— BEGIN SUPPLIED ENTRIES —

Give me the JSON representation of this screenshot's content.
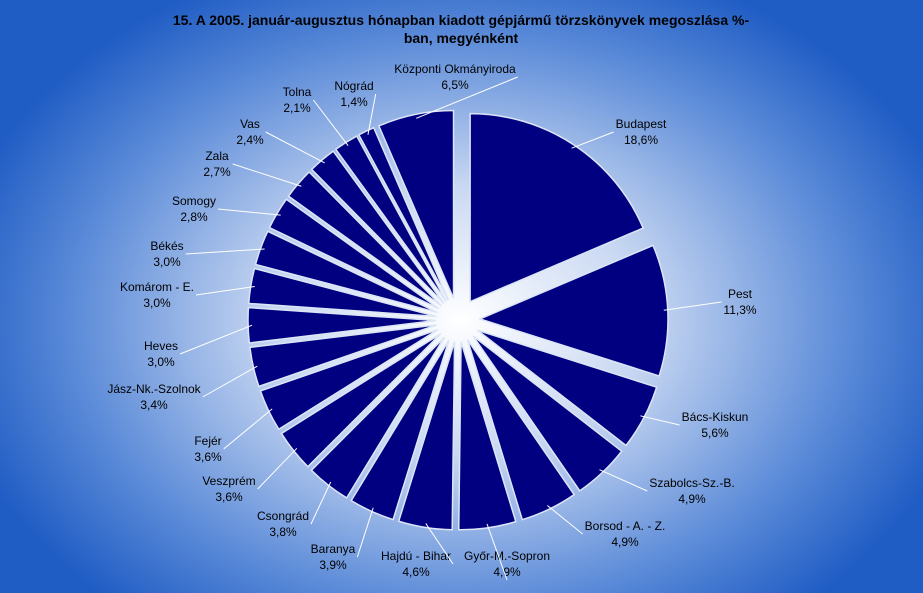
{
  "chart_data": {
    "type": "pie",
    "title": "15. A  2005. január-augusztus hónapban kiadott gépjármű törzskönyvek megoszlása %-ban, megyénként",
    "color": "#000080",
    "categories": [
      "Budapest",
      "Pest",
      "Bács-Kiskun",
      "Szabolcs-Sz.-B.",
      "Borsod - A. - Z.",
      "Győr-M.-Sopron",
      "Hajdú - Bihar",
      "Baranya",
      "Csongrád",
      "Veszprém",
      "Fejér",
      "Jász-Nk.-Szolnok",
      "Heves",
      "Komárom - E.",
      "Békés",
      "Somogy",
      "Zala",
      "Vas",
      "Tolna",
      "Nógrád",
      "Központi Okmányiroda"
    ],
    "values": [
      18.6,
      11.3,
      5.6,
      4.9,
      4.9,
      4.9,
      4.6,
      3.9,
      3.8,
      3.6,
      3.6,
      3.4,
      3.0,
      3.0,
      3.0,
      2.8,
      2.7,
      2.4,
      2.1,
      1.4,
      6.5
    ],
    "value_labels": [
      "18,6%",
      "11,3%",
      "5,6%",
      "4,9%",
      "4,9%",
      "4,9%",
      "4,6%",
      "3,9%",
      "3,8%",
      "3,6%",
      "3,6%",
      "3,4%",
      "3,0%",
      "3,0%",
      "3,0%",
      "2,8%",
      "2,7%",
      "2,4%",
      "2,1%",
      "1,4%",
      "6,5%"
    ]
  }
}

— END SUPPLIED ENTRIES —
— BEGIN SUPPLIED ENTRIES —

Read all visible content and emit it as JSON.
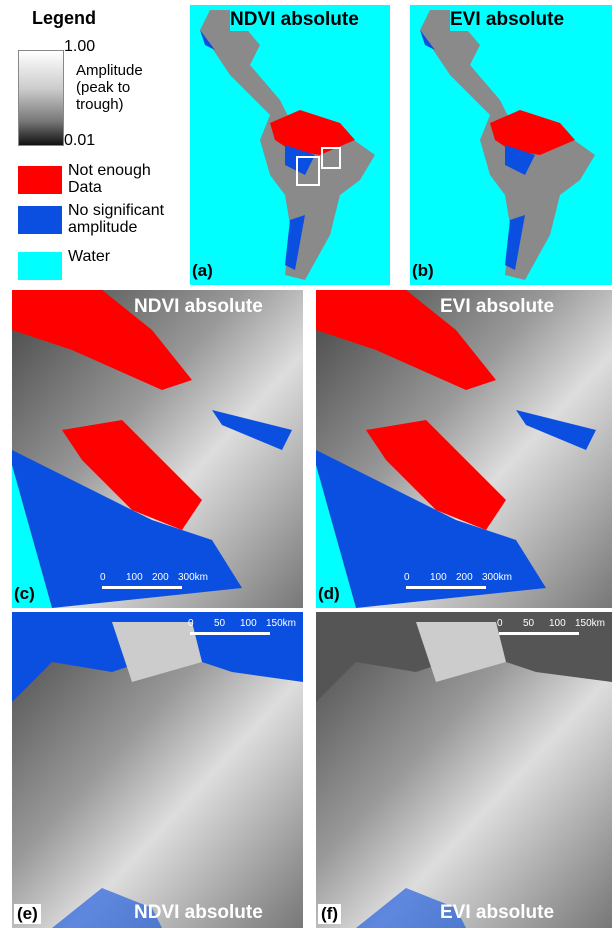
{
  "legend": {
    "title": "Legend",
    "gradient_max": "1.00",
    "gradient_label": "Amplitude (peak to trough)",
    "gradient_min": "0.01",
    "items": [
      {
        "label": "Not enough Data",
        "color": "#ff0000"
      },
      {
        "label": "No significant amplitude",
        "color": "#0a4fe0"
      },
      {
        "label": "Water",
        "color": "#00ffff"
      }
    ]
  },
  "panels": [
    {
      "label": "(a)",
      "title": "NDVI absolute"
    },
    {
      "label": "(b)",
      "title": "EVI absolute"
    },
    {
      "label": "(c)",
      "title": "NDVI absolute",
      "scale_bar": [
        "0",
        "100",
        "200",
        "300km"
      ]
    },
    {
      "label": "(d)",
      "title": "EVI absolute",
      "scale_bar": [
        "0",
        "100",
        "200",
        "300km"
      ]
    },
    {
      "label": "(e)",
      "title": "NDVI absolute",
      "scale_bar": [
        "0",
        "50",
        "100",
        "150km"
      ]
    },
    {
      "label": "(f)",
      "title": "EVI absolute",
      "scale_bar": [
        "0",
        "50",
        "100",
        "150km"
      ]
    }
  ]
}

— END SUPPLIED ENTRIES —

§ **CHALLENGE**
Using the listing above, show each line holding the string "JSON".

§ **EXERCISE RESPONSE**
Give me the JSON representation of this screenshot's content.
Read all visible content and emit it as JSON.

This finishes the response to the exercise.